Which lines below hold the word "mean"? Copy all of them.

# start of Record excerpts

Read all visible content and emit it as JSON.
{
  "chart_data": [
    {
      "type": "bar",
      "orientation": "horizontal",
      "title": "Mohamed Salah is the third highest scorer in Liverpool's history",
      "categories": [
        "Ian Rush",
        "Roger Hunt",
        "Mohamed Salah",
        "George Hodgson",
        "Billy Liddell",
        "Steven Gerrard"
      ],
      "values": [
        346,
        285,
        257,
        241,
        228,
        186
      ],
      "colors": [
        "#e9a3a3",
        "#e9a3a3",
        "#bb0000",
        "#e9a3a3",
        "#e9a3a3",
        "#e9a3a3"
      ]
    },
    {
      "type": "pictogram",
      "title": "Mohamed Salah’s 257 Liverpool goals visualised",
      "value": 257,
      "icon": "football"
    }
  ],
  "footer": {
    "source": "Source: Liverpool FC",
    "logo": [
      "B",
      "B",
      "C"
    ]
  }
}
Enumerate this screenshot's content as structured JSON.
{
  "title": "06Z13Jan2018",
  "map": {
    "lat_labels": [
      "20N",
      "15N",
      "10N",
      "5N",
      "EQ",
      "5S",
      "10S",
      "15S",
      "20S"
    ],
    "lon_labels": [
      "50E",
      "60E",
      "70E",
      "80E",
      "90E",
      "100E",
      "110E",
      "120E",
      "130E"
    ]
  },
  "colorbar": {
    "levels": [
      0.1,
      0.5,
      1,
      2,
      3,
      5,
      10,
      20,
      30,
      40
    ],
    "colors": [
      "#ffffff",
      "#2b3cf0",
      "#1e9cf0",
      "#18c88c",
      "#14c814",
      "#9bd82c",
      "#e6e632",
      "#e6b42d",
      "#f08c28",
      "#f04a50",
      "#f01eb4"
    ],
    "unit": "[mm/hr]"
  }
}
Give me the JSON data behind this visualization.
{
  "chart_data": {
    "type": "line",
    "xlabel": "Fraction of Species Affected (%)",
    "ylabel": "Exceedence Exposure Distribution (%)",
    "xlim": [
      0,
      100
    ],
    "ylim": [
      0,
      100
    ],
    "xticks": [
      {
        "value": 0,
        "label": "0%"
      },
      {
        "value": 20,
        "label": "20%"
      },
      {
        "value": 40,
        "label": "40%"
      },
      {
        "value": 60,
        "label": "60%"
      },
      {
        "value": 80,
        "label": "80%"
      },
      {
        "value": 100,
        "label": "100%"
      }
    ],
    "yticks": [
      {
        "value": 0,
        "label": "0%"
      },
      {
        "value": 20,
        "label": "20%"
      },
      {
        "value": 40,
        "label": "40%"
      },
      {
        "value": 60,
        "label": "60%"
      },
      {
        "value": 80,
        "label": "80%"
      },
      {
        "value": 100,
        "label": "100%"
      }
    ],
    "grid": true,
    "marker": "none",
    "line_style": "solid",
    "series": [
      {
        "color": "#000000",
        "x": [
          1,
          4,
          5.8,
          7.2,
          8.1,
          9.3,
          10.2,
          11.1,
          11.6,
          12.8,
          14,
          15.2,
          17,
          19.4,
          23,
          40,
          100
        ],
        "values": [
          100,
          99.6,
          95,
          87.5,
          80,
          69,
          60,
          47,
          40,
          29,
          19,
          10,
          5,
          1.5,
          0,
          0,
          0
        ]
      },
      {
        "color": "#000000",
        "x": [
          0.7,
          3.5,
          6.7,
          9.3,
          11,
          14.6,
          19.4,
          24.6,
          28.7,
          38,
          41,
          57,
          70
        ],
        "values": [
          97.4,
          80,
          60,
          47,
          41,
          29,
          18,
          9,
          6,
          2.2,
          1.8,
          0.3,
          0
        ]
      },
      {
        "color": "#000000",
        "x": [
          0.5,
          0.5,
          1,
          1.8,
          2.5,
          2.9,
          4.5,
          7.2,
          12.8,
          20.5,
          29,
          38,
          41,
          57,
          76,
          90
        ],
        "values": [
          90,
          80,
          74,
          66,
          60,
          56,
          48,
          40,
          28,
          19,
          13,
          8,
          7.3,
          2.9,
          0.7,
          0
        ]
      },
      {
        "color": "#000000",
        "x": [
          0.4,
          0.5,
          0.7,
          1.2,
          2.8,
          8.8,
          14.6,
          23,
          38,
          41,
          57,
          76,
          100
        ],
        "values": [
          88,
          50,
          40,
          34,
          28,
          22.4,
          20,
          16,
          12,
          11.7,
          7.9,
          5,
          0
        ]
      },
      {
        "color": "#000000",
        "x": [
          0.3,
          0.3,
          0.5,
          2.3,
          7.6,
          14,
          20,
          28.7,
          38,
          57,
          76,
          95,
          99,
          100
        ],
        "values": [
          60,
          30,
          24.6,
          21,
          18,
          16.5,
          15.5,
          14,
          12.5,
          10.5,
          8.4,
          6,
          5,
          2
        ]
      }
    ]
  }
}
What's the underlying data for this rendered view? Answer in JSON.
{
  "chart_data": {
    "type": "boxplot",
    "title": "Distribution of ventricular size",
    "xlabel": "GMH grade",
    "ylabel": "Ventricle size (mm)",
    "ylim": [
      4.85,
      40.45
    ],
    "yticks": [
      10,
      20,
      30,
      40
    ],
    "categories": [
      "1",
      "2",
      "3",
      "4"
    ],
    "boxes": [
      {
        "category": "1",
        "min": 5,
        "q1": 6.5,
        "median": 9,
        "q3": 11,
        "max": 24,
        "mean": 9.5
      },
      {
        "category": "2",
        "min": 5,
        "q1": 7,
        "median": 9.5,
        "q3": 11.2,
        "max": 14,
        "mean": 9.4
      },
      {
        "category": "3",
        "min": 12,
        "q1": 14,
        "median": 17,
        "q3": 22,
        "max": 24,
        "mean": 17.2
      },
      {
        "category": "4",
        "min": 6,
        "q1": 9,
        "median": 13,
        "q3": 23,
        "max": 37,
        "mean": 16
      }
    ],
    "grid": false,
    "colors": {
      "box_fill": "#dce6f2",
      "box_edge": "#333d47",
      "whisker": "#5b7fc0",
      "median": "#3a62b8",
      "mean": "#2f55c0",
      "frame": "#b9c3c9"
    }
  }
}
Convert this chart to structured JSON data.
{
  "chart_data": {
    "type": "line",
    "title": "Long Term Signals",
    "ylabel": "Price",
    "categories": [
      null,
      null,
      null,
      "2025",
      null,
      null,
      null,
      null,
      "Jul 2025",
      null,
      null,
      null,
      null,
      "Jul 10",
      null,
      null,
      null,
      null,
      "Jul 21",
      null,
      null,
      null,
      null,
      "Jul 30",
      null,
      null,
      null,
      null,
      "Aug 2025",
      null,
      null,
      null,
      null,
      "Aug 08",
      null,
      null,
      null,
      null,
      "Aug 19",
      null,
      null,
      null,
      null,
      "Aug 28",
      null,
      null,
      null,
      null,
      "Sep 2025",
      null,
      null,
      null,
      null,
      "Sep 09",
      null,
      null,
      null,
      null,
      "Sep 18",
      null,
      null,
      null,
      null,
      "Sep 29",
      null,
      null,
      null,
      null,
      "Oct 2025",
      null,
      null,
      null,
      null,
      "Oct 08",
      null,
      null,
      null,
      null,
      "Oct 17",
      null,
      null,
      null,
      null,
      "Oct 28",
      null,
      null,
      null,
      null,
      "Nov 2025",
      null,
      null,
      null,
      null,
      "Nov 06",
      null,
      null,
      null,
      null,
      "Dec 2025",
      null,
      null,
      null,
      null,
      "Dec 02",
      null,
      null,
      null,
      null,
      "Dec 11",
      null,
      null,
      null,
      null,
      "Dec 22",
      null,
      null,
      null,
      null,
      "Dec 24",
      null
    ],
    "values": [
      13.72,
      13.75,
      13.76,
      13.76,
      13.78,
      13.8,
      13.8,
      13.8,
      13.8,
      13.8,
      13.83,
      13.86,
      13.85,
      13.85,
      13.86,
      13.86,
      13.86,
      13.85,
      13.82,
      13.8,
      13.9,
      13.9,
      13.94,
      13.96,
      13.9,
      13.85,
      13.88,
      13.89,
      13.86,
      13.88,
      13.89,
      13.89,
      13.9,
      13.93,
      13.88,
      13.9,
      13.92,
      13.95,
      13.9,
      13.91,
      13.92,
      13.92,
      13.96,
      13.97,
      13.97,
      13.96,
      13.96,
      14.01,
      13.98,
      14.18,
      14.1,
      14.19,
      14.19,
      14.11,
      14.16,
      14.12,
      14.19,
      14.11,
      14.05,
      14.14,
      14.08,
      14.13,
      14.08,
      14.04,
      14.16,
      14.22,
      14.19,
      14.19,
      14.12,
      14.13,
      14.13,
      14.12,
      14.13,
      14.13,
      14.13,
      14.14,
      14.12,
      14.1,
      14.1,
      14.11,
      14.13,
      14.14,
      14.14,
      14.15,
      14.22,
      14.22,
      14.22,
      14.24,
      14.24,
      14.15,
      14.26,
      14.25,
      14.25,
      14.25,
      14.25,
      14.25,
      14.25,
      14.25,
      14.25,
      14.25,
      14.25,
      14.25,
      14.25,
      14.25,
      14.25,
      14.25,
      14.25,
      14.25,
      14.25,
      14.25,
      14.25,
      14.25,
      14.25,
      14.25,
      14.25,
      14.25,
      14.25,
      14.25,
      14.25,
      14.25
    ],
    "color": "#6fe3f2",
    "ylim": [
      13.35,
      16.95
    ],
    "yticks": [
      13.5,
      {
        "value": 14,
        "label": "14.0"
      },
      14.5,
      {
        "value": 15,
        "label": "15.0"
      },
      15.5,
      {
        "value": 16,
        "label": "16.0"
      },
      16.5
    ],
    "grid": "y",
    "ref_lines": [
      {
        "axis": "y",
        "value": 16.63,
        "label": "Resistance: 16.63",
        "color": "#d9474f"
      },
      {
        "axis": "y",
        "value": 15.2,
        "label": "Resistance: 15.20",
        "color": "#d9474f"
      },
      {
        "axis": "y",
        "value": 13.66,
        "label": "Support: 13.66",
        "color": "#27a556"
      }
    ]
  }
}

# end of Record excerpts

# Response below
        "mean": 9.5
        "mean": 9.4
        "mean": 17.2
        "mean": 16
      "mean": "#2f55c0",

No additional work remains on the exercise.